- REQUIRED WORK
Count the lines below that contain "from". Give only the number.

Data listing
==============================

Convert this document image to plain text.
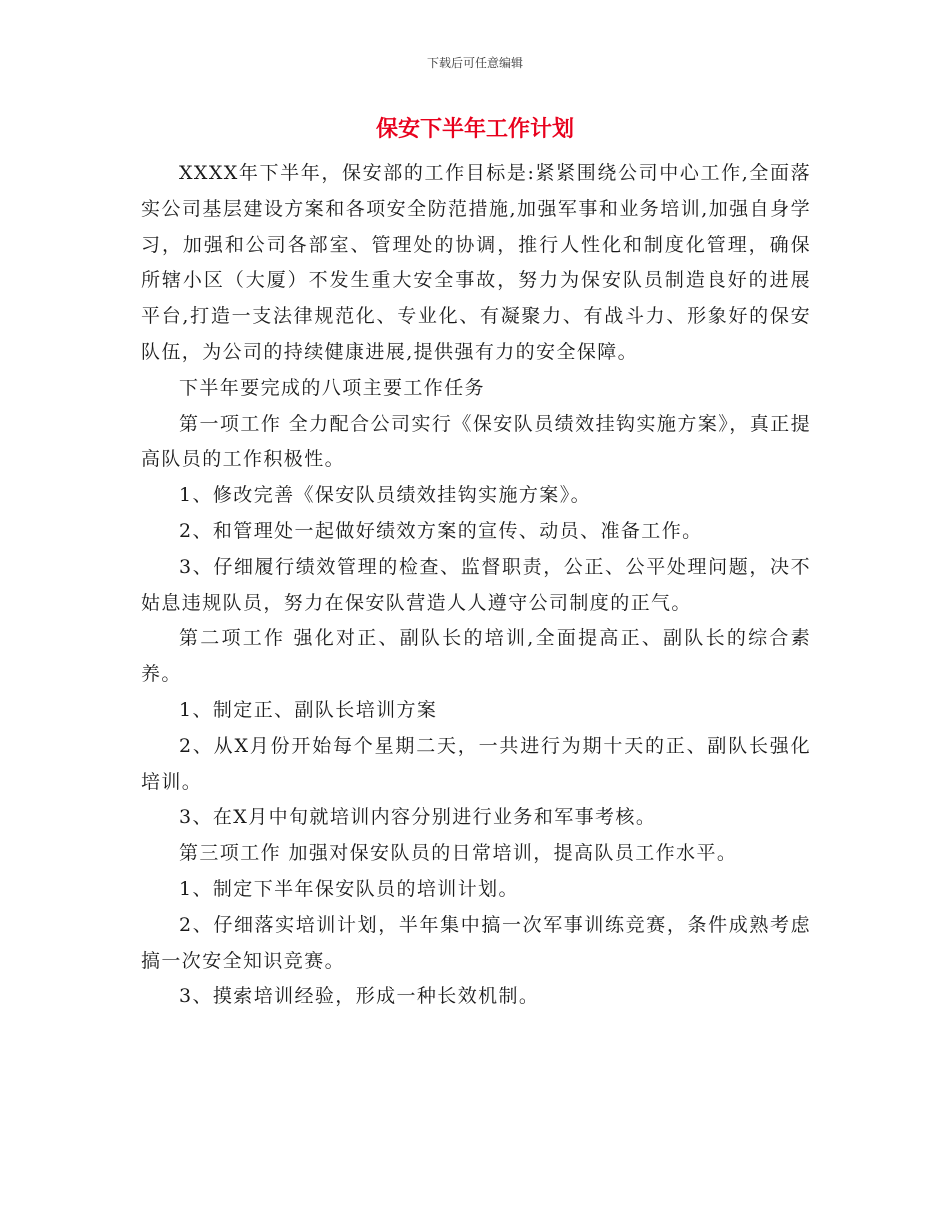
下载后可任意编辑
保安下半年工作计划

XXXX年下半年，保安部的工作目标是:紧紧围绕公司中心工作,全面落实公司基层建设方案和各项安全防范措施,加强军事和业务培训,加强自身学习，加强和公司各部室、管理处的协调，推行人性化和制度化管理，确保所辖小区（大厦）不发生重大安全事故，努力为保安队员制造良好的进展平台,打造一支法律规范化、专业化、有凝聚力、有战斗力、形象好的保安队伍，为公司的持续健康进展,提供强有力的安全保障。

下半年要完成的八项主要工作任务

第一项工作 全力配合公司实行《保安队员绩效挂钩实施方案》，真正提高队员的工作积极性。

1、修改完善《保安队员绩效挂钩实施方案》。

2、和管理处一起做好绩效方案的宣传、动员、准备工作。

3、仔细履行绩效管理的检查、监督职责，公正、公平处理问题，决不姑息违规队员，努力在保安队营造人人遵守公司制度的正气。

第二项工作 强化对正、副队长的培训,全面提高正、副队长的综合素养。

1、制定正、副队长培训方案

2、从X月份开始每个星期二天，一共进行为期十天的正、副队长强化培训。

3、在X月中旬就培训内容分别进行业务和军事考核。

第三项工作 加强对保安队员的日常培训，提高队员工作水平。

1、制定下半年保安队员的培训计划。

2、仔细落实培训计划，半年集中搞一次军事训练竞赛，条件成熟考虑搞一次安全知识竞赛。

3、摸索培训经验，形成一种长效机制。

==============================

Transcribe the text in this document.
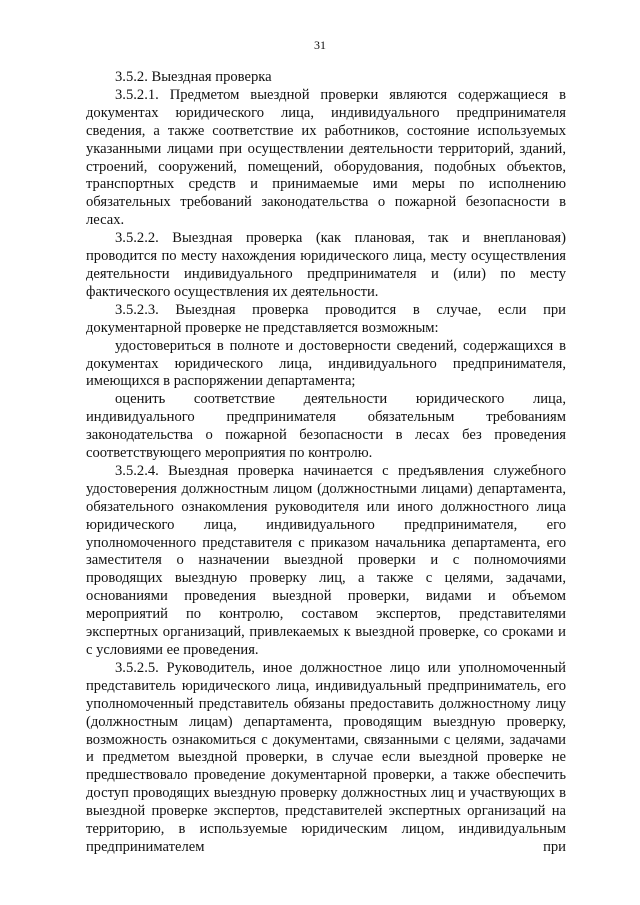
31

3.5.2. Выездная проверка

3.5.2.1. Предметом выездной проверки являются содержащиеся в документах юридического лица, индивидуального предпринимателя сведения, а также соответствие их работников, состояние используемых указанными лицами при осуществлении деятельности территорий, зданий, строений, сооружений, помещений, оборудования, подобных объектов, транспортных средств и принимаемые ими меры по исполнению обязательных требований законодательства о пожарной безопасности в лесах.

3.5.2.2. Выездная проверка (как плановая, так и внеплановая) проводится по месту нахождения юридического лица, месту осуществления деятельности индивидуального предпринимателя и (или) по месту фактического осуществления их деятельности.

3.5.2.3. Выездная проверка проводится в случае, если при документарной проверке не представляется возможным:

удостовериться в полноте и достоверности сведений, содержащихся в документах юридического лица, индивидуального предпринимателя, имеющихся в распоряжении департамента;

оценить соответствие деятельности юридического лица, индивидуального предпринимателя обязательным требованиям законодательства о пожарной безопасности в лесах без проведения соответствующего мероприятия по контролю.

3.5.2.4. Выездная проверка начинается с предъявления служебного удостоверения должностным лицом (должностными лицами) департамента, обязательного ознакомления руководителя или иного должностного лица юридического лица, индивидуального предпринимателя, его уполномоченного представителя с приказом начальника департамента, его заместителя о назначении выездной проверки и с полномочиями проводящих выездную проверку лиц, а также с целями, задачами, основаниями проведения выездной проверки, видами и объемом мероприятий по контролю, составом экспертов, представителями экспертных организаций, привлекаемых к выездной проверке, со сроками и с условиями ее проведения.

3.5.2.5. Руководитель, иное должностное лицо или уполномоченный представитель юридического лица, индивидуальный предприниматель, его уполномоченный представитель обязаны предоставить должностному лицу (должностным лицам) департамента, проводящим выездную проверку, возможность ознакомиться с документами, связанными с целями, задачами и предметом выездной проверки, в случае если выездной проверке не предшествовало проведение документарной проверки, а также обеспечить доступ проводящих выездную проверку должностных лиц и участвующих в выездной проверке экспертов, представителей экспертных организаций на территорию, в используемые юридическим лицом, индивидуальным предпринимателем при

==============================

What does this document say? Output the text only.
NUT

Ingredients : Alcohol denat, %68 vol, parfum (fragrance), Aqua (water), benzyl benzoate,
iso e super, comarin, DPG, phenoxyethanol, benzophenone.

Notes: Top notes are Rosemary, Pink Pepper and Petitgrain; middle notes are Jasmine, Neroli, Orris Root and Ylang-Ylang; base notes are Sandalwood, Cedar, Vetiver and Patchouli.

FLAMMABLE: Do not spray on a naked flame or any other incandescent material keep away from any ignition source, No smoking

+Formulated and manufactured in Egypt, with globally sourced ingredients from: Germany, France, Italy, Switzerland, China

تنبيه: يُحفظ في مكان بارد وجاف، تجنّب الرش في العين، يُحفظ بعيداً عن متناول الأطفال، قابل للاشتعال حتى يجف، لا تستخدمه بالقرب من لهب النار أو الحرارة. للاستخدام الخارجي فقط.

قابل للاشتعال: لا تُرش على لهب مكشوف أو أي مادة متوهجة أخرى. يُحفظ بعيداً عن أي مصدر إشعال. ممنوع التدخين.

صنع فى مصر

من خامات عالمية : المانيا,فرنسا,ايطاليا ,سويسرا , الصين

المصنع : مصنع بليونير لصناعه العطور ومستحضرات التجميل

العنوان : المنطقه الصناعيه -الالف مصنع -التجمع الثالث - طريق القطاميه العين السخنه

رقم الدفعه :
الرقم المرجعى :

==============================

- OUTPUT FOR THIS TASK
2